REQUIREMENTS
Below are entries; tally how many lines hold the string "عشرين" and answer with only that figure.

EXERCISE INPUTS

• • •

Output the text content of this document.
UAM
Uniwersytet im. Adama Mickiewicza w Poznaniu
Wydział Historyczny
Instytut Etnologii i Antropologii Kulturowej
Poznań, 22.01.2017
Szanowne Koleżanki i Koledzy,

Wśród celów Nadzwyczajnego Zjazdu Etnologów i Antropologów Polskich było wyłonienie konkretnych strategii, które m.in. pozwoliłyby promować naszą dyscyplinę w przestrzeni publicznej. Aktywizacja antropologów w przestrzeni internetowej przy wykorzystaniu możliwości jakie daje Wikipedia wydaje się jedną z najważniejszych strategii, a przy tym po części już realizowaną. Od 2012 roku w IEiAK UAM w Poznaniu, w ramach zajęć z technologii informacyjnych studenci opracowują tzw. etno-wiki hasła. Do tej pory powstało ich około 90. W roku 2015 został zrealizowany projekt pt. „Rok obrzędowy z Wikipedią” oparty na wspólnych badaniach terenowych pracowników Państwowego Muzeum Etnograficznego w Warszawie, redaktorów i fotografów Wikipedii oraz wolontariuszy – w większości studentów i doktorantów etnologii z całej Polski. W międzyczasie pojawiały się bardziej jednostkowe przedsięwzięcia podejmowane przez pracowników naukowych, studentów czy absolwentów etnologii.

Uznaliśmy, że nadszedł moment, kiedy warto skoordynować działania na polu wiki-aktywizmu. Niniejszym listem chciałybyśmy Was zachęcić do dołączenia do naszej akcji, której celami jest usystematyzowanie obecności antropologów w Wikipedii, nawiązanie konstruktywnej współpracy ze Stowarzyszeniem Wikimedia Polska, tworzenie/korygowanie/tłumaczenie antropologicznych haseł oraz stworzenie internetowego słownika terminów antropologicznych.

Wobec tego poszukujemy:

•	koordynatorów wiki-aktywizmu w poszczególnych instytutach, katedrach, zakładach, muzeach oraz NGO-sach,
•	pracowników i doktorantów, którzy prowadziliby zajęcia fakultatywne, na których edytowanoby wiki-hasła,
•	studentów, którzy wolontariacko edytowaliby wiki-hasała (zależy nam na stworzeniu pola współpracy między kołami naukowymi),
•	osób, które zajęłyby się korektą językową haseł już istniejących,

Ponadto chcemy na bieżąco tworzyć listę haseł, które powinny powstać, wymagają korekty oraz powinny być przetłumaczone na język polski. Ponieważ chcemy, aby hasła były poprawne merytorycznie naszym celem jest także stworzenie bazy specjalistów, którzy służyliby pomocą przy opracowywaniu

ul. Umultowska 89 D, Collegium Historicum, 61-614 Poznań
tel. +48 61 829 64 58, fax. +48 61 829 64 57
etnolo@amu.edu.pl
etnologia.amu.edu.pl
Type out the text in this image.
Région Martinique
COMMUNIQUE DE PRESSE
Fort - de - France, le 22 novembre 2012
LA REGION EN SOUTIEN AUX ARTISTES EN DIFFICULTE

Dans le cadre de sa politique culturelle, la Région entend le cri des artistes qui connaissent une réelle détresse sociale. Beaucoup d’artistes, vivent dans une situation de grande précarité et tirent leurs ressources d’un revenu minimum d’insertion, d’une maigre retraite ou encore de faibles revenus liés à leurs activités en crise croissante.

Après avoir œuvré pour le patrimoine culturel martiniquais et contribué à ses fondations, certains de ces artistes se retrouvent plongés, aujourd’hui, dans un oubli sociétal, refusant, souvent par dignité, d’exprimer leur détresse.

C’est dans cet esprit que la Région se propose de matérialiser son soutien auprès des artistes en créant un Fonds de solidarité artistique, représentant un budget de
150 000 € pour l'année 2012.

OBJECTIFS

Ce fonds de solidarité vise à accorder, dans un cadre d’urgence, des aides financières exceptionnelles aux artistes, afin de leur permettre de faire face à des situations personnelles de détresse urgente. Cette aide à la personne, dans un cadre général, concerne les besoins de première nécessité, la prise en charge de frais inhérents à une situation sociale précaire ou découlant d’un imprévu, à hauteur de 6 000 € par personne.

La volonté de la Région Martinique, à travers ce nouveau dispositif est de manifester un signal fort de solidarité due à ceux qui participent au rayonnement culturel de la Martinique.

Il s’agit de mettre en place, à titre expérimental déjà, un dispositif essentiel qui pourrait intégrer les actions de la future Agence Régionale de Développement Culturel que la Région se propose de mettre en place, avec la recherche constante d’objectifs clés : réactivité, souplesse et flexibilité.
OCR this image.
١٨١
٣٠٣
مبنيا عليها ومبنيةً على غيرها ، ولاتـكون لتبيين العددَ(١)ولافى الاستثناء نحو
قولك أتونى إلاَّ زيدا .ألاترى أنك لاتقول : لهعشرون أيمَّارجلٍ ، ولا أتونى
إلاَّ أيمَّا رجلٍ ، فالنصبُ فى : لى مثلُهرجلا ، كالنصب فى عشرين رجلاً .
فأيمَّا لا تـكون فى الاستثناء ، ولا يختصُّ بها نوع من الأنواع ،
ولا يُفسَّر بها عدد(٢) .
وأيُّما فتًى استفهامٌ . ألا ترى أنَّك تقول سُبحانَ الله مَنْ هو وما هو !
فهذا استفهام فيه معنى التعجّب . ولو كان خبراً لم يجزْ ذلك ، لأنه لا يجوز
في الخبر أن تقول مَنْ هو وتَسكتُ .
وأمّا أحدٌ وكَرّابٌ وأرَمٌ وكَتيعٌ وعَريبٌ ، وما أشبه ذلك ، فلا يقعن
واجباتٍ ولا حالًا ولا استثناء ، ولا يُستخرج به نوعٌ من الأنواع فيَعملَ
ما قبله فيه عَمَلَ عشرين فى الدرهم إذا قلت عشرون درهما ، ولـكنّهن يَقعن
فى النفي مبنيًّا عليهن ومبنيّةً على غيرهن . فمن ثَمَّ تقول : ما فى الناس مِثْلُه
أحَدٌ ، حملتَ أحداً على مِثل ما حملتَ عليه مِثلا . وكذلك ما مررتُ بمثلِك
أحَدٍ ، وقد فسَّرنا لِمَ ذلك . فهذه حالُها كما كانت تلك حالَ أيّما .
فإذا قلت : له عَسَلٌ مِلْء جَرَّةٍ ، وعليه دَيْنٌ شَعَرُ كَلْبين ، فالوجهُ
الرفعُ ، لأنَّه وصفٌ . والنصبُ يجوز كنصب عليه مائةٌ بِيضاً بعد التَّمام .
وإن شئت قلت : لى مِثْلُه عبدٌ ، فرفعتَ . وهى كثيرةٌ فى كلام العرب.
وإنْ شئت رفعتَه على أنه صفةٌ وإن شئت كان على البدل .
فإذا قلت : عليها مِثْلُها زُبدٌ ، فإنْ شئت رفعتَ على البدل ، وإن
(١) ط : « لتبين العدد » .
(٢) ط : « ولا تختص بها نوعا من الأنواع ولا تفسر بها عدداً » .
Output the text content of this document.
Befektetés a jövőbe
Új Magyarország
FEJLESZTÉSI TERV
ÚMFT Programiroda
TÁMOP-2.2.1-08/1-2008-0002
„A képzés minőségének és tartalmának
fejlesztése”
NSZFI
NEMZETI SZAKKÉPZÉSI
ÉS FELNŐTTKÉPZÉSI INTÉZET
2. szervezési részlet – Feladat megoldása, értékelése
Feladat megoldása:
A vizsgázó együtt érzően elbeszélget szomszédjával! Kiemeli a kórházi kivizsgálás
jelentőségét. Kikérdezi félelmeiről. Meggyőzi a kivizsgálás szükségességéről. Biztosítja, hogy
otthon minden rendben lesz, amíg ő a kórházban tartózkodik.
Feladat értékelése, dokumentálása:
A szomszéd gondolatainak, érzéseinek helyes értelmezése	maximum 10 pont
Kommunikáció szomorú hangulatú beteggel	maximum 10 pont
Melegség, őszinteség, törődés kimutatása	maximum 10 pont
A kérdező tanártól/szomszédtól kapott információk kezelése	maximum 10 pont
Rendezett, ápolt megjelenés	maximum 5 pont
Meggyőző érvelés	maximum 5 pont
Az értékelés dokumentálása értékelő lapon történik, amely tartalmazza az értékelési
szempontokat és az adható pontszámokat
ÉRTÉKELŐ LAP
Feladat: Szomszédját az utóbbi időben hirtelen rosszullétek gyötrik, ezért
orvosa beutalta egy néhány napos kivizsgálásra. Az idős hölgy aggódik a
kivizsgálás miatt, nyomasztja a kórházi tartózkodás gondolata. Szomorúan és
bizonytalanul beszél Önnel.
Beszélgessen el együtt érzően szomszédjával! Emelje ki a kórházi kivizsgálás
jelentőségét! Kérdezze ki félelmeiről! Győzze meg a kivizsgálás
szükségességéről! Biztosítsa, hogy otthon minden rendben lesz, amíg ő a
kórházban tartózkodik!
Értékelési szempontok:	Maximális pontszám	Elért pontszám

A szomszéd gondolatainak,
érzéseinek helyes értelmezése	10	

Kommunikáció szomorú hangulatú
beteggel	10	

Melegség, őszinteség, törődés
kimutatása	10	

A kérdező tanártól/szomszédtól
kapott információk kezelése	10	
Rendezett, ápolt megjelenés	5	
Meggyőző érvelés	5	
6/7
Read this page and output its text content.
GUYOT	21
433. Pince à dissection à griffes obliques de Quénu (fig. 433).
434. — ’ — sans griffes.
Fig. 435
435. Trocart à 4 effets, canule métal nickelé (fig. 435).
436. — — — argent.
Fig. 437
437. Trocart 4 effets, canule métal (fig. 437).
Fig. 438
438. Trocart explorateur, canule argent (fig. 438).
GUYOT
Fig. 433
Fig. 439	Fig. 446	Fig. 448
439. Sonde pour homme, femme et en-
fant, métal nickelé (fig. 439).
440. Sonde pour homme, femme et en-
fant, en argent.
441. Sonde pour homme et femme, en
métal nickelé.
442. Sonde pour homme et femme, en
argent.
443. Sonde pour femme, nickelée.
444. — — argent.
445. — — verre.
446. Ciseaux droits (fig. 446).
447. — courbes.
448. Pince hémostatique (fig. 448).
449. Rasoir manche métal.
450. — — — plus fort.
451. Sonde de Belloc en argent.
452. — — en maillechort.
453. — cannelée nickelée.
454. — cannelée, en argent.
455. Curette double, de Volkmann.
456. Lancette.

• • •

RIGHT ANSWER
2